_Required work_: Transcribe exactly the lines from the one containing "Parse this screenshot: output" through the end of the data, both included. Leave out pictures.

#### Material ####

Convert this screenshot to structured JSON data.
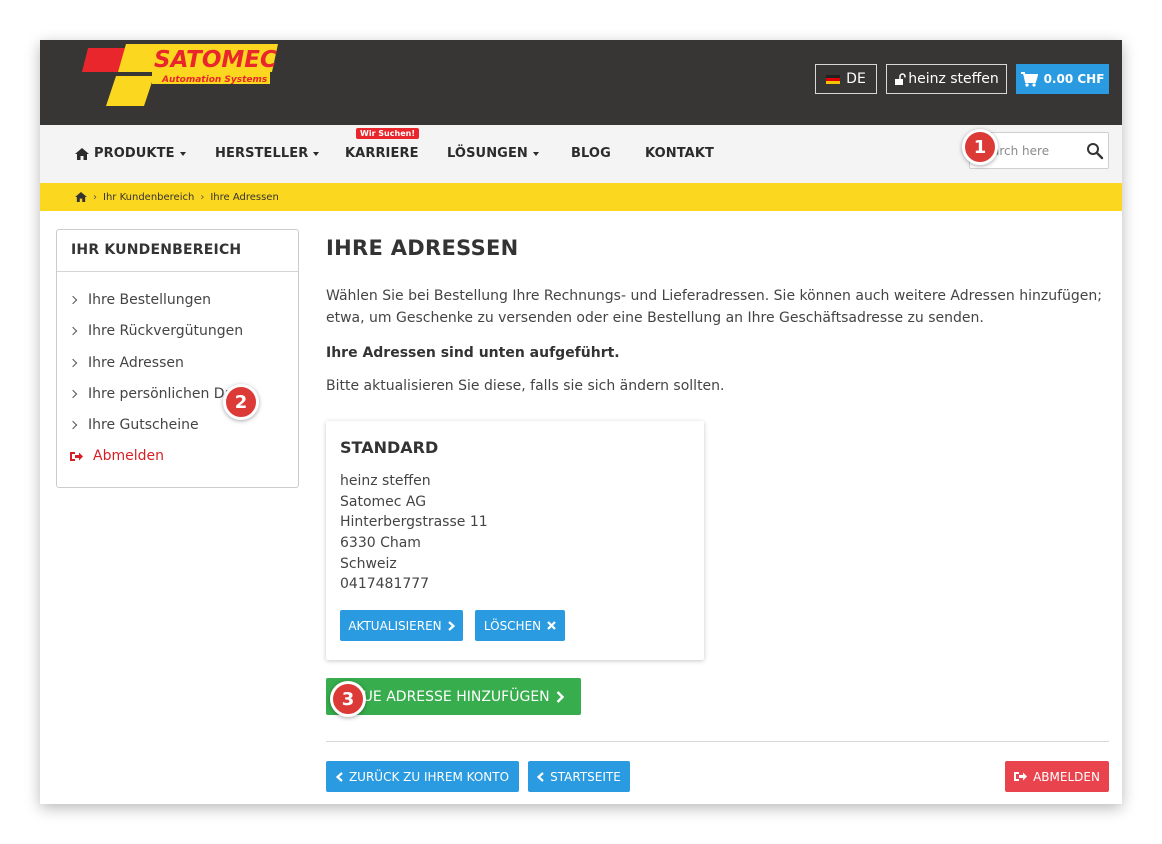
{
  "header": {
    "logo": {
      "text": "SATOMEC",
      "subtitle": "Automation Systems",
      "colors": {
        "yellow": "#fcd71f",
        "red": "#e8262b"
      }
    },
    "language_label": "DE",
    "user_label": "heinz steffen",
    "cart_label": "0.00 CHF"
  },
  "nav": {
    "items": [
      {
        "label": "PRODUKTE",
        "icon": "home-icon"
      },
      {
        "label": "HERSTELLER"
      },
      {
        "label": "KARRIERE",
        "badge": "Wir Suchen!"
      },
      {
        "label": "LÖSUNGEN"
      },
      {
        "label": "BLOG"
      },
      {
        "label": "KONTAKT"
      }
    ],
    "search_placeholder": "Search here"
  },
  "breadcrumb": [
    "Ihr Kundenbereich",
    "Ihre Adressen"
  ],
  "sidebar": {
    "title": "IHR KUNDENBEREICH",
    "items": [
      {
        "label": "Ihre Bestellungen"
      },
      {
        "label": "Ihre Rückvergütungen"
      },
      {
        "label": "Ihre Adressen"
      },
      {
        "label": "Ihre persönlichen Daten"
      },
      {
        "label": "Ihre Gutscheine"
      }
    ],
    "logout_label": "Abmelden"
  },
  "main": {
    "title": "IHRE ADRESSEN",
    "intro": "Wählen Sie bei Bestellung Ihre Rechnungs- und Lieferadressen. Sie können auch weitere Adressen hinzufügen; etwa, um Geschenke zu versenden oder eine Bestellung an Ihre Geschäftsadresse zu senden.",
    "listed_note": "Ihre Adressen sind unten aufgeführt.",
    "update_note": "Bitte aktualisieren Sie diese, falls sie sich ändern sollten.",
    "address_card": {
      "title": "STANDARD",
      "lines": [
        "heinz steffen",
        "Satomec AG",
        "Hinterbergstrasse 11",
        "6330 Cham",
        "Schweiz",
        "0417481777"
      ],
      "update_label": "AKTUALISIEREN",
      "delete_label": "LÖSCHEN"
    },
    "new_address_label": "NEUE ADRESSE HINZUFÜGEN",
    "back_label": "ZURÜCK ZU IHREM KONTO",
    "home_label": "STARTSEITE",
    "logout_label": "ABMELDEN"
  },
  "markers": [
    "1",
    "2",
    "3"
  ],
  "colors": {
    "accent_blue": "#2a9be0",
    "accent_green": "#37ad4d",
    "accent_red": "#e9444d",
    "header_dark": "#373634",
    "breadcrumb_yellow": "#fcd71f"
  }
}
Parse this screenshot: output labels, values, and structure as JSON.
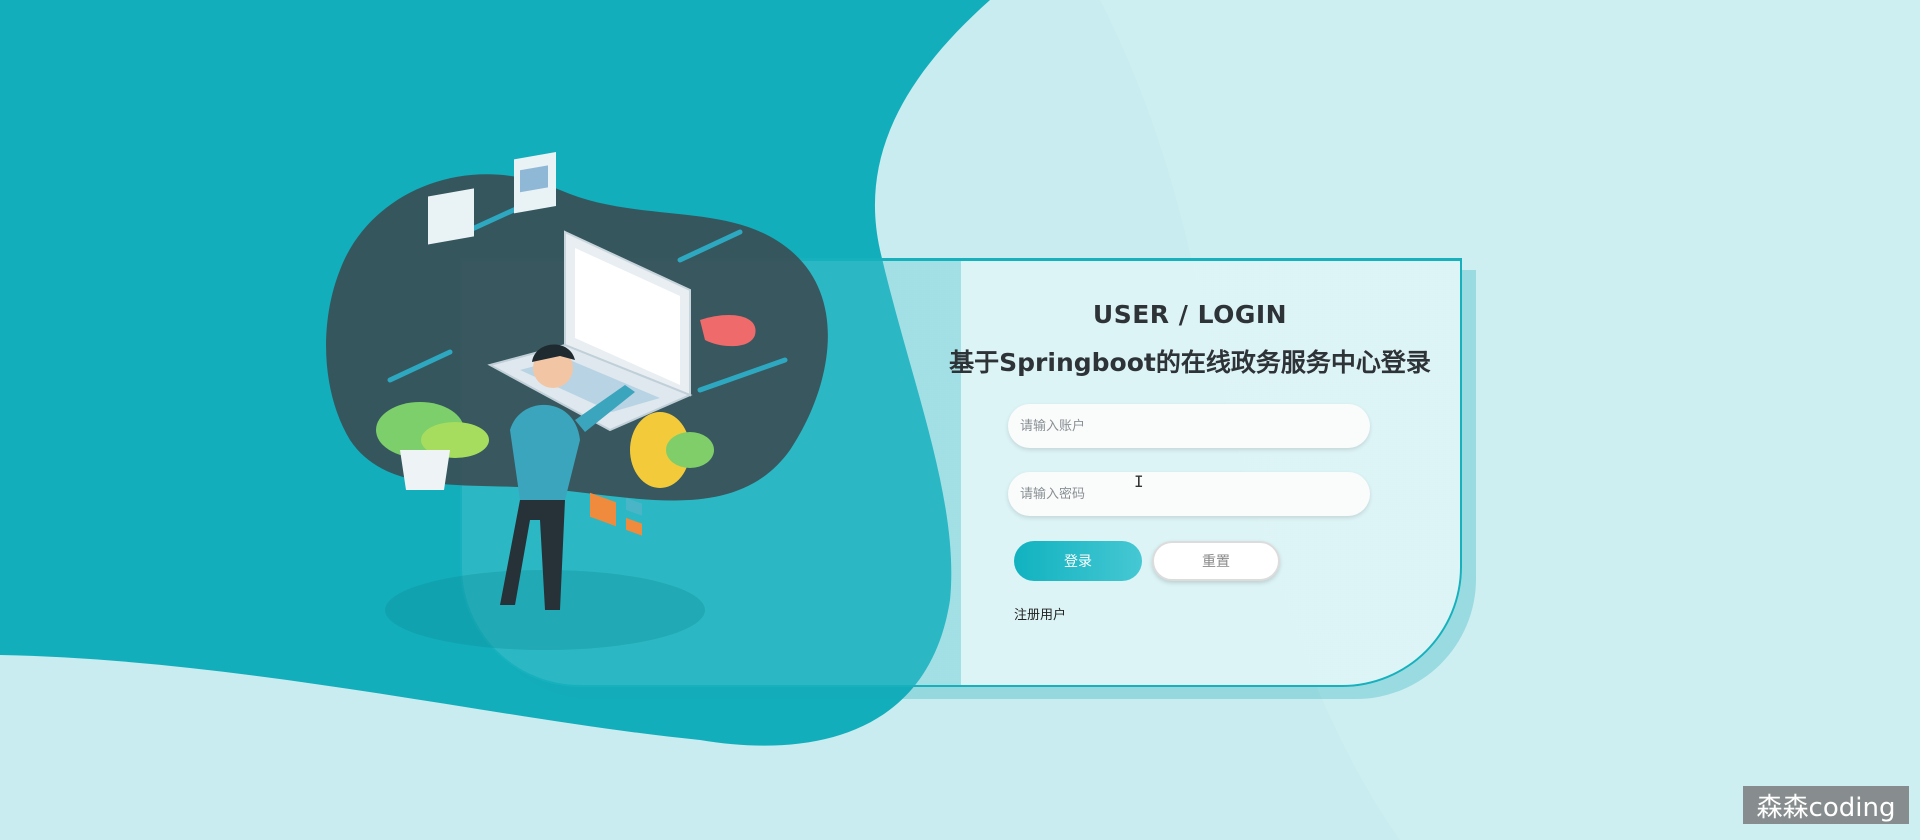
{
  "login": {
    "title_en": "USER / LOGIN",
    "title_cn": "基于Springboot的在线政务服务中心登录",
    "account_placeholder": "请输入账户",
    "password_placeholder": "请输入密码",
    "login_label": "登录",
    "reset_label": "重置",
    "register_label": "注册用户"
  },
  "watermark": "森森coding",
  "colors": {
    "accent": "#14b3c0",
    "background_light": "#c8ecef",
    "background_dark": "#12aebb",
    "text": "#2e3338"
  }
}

####

_Output for this exercise_:
Parse this screenshot: output labels, values, and structure as JSON.
{
  "login": {
    "title_en": "USER / LOGIN",
    "title_cn": "基于Springboot的在线政务服务中心登录",
    "account_placeholder": "请输入账户",
    "password_placeholder": "请输入密码",
    "login_label": "登录",
    "reset_label": "重置",
    "register_label": "注册用户"
  },
  "watermark": "森森coding",
  "colors": {
    "accent": "#14b3c0",
    "background_light": "#c8ecef",
    "background_dark": "#12aebb",
    "text": "#2e3338"
  }
}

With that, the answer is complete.